Given problem »
Which lines hold the word "Mike"? Copy each of them.
Begin
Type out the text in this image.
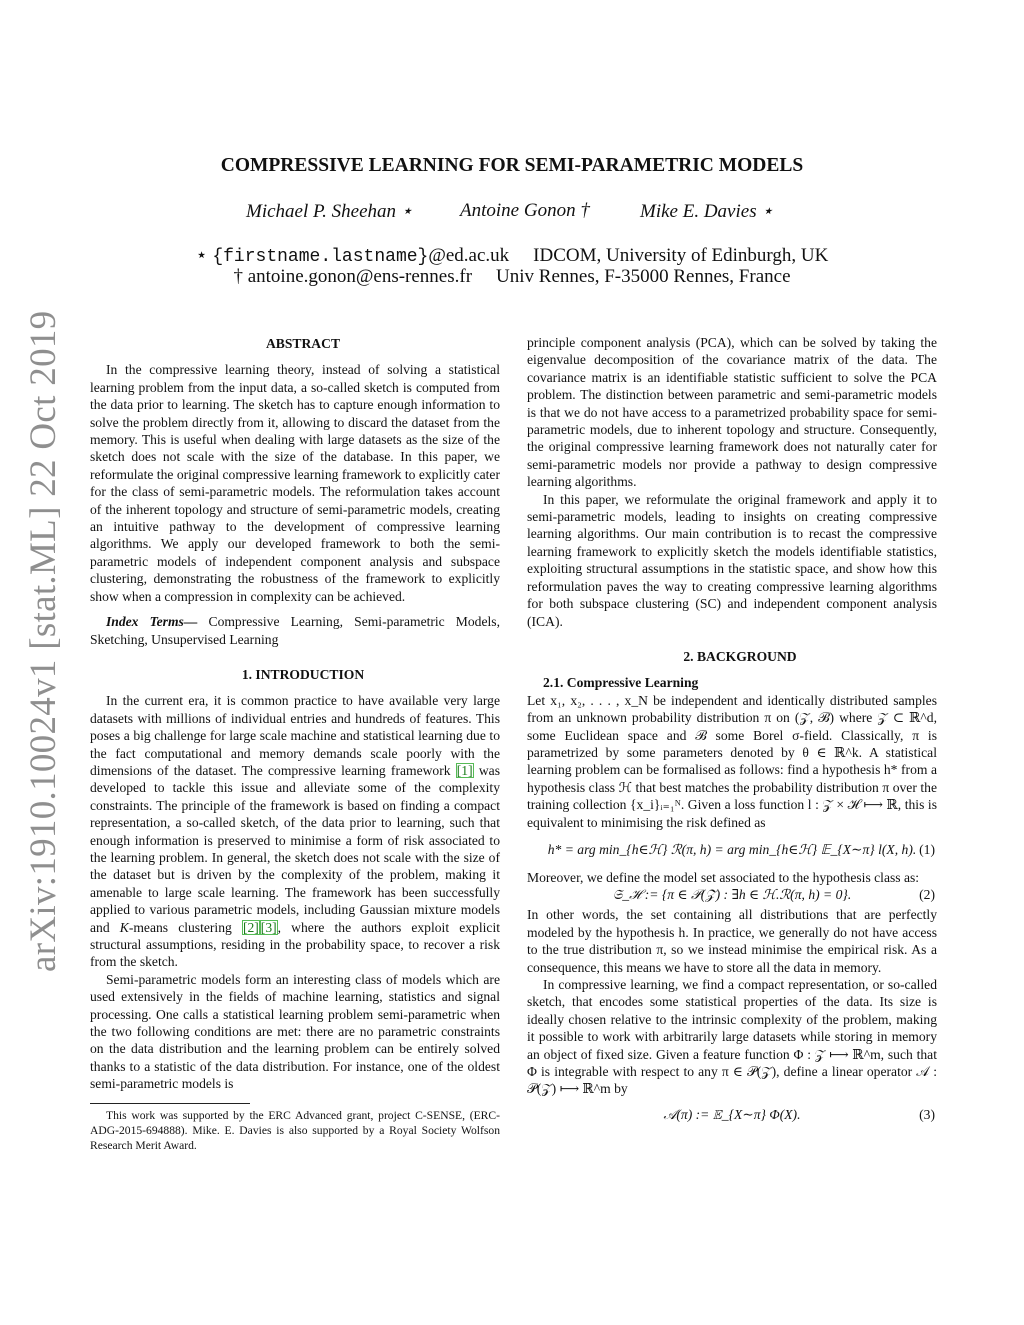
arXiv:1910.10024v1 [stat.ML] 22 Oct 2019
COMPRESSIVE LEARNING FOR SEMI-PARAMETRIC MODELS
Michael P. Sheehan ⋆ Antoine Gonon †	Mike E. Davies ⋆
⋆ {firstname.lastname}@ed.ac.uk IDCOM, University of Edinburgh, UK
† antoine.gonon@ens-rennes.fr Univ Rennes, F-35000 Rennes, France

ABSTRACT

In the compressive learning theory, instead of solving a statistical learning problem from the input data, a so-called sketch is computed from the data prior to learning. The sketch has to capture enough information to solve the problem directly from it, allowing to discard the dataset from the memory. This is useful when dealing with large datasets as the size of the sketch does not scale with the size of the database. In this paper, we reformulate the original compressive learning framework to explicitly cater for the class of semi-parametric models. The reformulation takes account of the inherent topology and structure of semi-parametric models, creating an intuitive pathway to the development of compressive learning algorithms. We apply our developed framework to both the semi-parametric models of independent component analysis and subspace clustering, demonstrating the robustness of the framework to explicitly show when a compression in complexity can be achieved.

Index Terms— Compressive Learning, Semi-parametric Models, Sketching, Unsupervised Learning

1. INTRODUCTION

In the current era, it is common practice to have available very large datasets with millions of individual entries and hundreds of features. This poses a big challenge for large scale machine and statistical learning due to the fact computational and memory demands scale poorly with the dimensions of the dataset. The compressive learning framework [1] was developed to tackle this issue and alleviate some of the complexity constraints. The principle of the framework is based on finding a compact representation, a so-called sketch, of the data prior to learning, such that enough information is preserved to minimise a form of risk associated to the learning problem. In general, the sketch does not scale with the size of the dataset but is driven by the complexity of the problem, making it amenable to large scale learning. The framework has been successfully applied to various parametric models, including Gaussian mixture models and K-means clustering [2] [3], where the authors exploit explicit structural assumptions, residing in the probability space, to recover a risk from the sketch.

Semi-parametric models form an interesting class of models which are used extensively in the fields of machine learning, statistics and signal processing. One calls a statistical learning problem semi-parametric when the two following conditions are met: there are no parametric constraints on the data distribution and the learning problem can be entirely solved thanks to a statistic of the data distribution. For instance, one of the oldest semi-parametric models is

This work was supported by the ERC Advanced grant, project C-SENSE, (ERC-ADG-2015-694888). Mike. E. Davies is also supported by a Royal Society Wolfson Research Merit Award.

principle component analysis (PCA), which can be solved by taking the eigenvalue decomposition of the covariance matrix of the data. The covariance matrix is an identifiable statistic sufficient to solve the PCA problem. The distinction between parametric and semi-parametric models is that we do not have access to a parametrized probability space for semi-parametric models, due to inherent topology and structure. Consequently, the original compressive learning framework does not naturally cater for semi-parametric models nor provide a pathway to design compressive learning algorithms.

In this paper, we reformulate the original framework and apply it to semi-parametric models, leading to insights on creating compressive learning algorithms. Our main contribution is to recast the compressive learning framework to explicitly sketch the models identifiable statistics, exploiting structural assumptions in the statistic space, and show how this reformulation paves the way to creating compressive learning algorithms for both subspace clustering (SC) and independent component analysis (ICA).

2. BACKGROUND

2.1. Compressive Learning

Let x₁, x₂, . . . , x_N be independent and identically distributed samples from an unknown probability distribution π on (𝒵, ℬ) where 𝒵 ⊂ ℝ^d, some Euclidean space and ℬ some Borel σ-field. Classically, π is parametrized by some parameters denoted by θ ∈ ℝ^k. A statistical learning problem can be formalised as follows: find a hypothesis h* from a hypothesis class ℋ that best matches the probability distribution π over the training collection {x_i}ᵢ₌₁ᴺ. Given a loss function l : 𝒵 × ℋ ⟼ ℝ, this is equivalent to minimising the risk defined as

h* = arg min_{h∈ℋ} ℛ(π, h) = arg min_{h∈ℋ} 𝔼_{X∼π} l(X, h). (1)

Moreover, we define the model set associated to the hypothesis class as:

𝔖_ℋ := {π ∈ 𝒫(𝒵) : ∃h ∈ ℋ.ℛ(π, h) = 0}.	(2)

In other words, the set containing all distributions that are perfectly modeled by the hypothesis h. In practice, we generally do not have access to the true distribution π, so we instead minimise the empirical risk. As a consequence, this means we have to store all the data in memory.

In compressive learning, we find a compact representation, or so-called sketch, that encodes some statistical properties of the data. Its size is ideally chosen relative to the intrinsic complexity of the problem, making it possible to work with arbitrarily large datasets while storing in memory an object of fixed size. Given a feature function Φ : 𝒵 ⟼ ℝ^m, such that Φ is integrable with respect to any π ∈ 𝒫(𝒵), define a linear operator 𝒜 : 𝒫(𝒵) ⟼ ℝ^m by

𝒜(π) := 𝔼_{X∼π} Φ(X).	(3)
End
Completed exercise »
Michael P. Sheehan ⋆ Antoine Gonon †	Mike E. Davies ⋆
This work was supported by the ERC Advanced grant, project C-SENSE, (ERC-ADG-2015-694888). Mike. E. Davies is also supported by a Royal Society Wolfson Research Merit Award.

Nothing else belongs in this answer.